===== Data records

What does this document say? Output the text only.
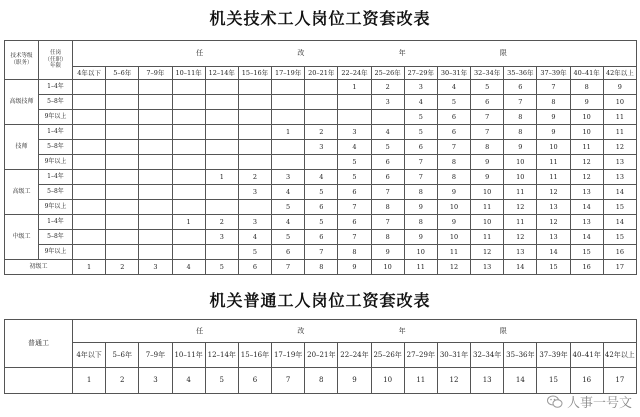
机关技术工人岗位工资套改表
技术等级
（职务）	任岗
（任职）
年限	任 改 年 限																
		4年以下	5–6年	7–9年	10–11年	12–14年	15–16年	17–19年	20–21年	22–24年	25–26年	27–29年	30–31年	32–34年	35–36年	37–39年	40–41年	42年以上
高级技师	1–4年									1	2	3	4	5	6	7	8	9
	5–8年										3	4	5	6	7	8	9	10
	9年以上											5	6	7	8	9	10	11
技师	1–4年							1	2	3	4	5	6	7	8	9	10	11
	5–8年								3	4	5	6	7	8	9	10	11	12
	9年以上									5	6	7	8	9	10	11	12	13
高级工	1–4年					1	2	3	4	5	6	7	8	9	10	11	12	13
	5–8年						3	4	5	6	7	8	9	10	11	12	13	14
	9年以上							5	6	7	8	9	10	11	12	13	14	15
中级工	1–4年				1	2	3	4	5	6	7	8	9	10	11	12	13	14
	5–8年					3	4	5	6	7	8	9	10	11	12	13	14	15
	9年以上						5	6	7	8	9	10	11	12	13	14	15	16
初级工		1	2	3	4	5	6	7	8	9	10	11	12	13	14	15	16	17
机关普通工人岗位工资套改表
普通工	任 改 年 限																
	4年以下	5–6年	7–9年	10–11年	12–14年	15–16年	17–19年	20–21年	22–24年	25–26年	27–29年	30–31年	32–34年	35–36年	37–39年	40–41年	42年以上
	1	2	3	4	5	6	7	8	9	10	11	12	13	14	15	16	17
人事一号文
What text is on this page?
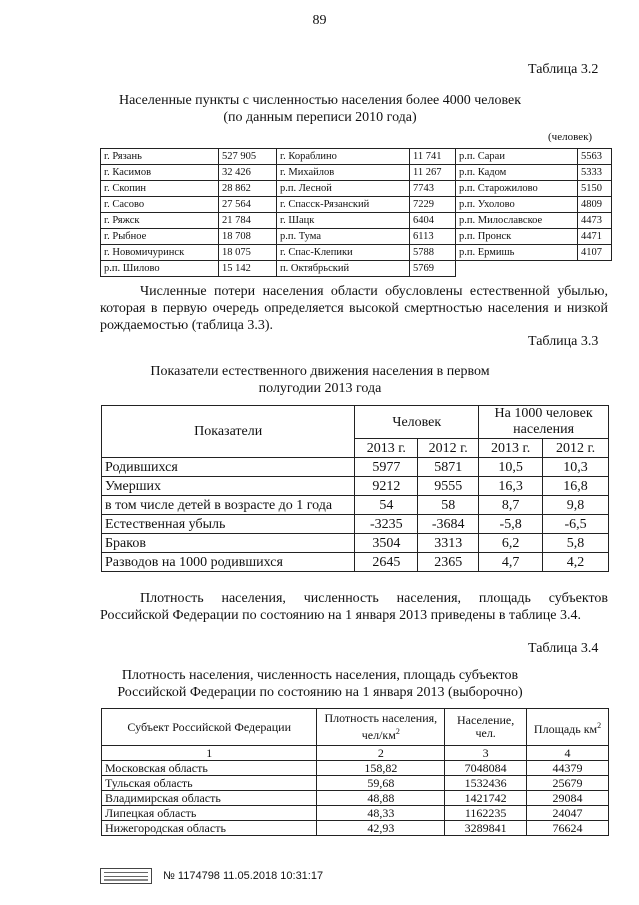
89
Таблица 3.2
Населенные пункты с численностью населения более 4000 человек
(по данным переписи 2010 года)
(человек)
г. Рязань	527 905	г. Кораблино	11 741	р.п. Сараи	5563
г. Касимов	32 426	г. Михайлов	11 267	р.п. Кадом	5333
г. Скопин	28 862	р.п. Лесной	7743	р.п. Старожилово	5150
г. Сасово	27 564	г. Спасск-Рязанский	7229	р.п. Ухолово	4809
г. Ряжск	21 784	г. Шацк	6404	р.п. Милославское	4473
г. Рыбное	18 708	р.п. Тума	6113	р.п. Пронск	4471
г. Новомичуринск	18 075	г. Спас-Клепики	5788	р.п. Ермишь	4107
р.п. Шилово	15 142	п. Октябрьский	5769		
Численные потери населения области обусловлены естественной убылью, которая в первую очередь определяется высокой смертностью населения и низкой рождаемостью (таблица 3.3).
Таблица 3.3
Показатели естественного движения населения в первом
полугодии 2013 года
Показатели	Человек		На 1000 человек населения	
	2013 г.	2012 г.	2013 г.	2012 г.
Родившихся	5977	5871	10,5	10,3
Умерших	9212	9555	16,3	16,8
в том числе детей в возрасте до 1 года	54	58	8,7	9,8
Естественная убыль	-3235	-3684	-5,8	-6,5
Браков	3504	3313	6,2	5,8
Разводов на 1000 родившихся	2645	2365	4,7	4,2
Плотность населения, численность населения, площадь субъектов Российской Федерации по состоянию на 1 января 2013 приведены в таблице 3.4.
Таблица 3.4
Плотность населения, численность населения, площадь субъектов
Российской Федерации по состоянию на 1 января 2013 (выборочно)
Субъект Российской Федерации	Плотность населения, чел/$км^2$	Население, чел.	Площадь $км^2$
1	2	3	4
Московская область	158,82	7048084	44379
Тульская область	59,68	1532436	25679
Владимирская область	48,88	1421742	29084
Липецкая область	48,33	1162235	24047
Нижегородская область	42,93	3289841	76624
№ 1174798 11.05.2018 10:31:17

==========
===== Data records

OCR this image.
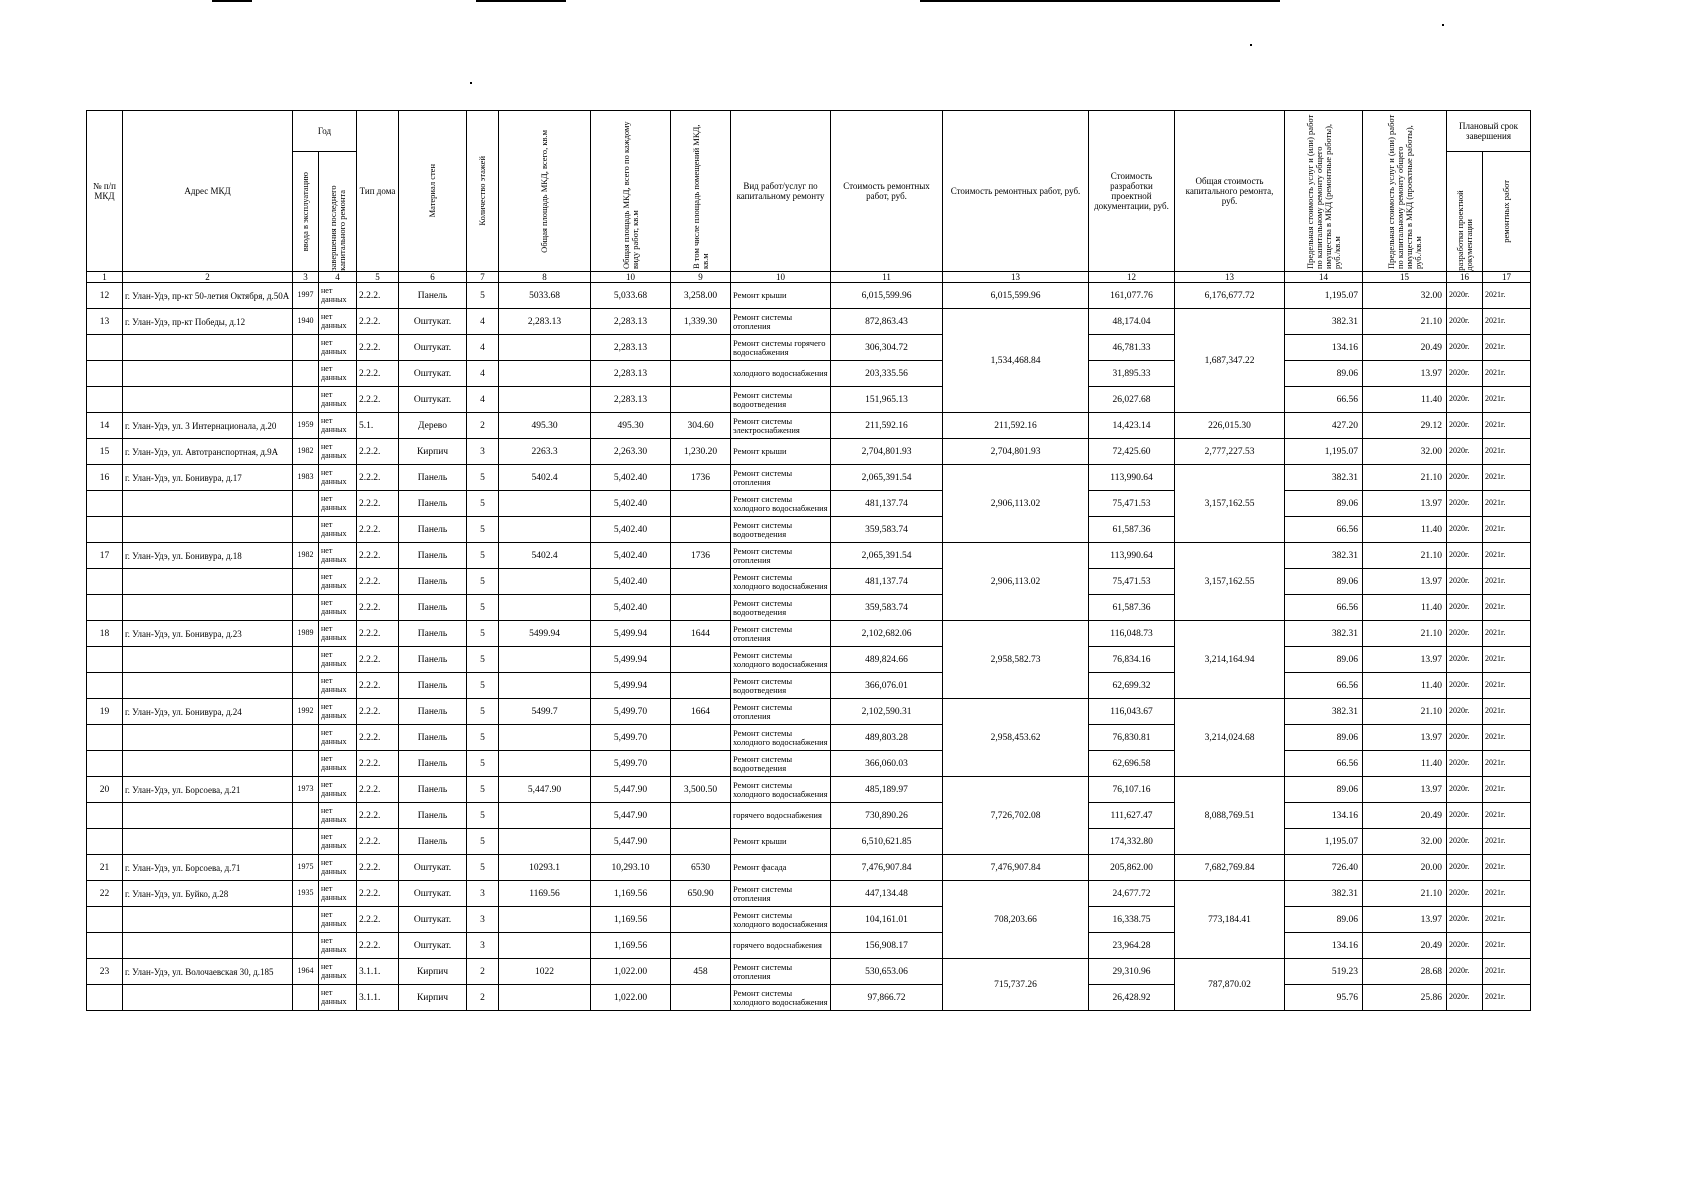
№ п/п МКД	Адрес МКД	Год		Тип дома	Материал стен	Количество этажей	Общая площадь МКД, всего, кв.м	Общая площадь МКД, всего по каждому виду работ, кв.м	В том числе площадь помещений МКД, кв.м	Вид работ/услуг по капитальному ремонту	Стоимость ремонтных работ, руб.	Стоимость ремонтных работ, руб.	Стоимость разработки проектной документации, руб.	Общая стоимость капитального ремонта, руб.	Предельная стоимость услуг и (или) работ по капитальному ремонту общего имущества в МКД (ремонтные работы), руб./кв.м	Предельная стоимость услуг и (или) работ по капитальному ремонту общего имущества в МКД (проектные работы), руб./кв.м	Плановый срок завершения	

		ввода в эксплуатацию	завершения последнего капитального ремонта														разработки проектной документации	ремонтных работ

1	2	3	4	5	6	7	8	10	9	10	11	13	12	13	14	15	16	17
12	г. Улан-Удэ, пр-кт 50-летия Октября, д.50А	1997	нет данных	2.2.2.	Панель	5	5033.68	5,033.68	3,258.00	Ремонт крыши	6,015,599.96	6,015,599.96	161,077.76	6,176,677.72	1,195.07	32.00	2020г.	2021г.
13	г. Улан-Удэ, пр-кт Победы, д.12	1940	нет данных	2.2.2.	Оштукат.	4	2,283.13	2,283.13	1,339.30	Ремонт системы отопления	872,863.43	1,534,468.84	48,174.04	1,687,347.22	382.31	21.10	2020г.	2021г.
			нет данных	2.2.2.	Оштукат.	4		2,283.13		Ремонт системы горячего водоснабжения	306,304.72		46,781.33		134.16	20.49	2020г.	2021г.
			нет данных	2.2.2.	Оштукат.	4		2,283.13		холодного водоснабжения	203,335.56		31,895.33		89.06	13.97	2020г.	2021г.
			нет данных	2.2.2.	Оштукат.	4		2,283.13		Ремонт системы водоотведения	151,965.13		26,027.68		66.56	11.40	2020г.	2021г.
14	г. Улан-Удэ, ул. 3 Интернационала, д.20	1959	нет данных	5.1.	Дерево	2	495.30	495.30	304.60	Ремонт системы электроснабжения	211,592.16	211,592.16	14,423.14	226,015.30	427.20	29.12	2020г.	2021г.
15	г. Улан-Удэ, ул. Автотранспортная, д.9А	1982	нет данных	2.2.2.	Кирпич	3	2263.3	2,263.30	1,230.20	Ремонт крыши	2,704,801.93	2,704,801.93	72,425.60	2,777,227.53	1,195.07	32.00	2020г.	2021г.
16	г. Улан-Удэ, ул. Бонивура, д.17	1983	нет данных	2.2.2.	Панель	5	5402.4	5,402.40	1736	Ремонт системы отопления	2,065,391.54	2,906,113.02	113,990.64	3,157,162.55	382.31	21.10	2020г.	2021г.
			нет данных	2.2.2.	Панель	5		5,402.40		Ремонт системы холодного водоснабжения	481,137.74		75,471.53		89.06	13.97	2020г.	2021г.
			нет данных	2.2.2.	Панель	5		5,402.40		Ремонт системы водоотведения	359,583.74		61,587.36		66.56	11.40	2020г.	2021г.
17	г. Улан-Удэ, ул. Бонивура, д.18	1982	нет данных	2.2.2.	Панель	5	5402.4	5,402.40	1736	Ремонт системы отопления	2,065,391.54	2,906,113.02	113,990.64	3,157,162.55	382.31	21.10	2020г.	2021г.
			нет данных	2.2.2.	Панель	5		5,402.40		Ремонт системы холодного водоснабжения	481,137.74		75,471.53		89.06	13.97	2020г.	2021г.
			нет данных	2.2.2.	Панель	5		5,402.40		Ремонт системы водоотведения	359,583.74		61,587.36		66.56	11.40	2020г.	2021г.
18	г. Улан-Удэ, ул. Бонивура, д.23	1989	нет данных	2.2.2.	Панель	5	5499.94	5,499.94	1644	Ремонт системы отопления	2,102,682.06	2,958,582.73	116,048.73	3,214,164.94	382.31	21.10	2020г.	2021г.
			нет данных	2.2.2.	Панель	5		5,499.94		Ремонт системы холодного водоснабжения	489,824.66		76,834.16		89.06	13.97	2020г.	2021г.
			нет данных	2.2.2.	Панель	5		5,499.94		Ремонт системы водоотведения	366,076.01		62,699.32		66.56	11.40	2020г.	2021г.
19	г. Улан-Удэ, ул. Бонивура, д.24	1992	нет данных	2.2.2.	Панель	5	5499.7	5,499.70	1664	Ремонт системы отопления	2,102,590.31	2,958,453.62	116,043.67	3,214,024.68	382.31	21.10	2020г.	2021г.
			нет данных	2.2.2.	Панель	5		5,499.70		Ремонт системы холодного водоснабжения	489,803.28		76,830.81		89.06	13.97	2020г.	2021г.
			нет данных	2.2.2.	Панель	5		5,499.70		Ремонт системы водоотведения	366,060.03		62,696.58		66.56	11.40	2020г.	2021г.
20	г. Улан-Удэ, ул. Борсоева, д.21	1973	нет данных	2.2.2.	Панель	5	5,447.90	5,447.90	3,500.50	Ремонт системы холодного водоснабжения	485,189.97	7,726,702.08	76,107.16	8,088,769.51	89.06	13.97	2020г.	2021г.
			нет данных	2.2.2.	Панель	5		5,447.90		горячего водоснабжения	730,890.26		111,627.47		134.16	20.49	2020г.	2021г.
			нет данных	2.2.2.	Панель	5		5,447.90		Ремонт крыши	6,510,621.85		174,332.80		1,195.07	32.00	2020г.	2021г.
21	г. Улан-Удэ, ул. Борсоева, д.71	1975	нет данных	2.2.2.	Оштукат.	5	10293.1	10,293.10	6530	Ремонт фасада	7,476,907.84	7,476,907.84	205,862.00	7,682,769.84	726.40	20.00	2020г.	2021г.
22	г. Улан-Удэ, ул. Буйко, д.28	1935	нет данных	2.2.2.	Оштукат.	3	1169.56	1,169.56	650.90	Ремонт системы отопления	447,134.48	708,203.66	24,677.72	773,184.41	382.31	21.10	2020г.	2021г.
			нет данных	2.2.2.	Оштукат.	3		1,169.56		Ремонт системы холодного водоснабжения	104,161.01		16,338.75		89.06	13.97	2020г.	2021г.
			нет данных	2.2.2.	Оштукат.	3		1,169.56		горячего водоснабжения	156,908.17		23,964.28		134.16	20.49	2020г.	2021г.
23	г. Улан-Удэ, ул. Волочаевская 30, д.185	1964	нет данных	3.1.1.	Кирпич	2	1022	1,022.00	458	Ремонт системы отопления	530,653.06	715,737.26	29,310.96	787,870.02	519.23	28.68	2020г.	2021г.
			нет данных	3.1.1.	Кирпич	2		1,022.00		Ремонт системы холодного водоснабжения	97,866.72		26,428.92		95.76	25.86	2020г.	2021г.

==========
===== Data records

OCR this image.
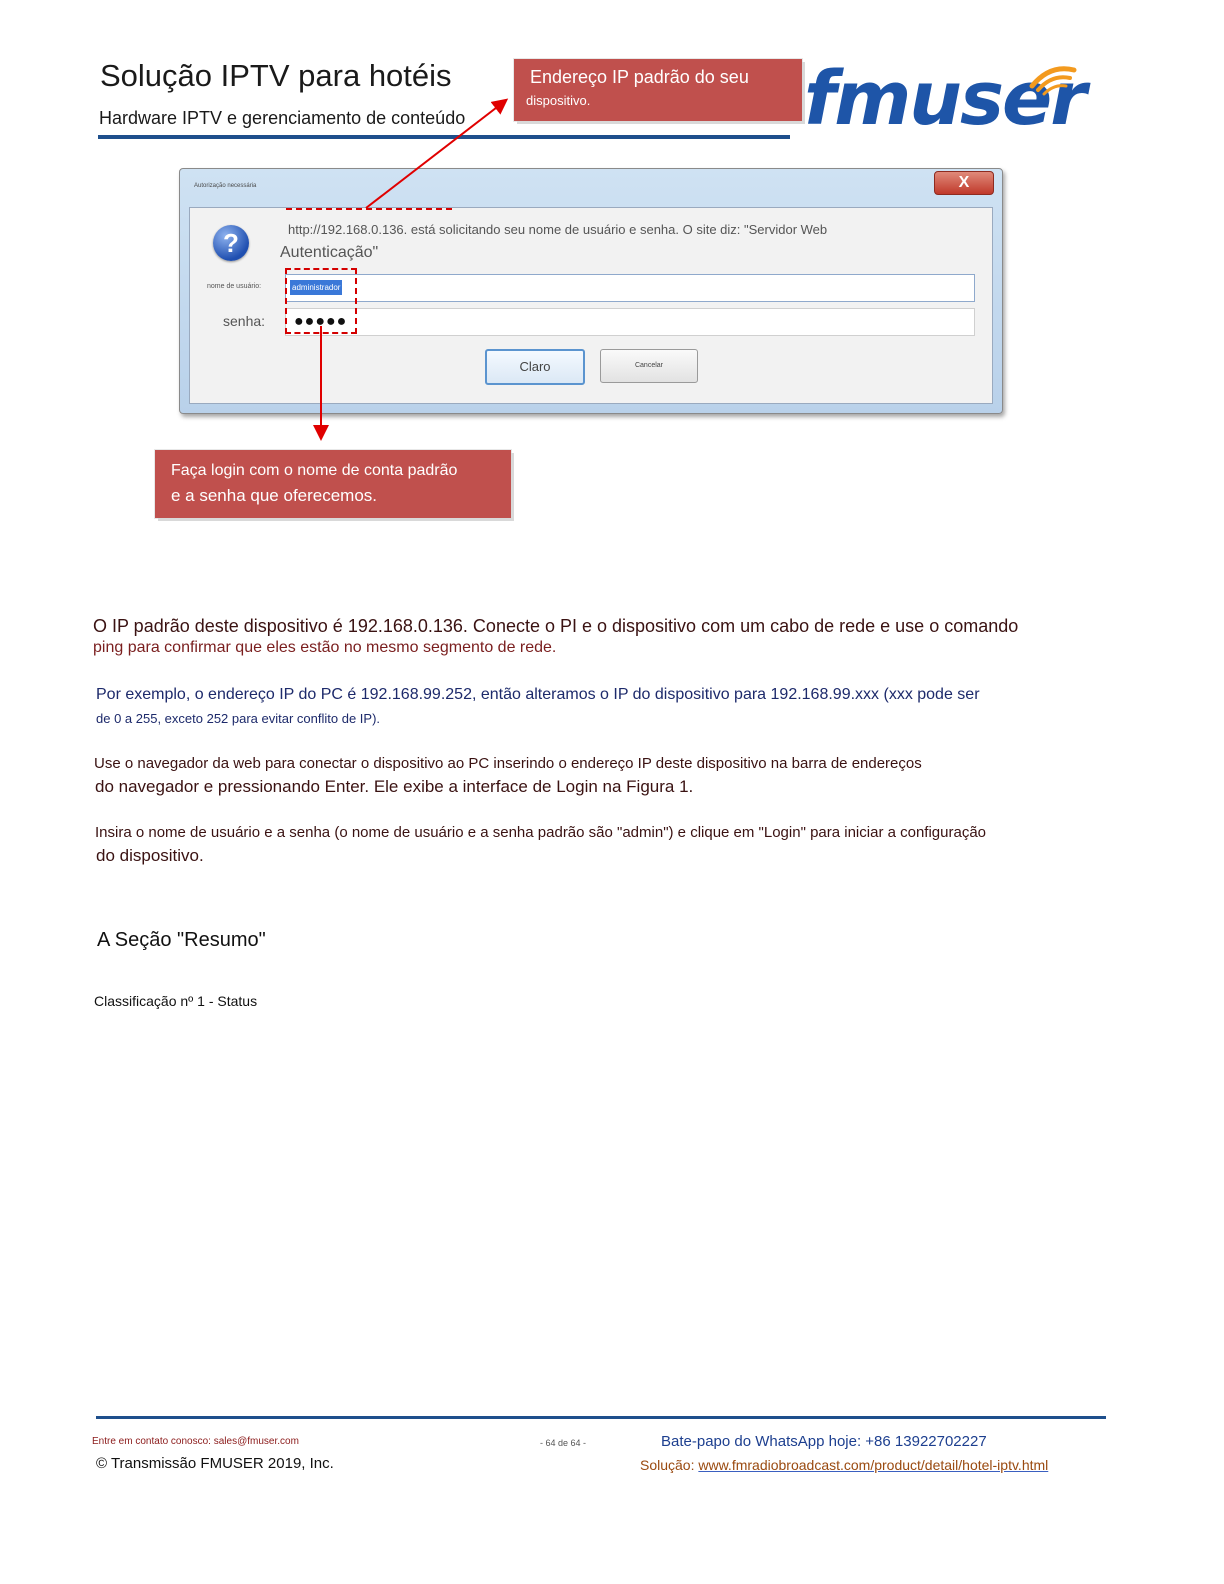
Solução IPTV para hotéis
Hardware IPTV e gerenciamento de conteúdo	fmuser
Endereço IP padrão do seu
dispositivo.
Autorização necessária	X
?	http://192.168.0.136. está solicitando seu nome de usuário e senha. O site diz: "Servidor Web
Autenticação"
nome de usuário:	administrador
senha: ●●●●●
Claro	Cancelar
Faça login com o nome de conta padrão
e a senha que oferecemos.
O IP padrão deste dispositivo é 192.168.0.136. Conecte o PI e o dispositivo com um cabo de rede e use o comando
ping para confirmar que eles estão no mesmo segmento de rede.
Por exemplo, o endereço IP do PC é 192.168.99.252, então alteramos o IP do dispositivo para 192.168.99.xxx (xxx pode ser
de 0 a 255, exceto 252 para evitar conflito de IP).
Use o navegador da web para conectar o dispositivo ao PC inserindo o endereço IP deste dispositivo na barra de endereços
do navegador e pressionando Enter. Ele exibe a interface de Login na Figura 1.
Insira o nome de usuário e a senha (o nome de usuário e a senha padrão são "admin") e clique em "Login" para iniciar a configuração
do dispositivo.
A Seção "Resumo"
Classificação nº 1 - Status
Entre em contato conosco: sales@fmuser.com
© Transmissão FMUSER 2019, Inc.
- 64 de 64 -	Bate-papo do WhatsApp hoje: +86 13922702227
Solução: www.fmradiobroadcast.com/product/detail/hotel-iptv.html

==========

Exercise requirements:
Extract every line that has the string "this" in it.

Exercise answer:
What does this document say? Output the text only.
What text is on this page?
OCR this image.
OCR this image.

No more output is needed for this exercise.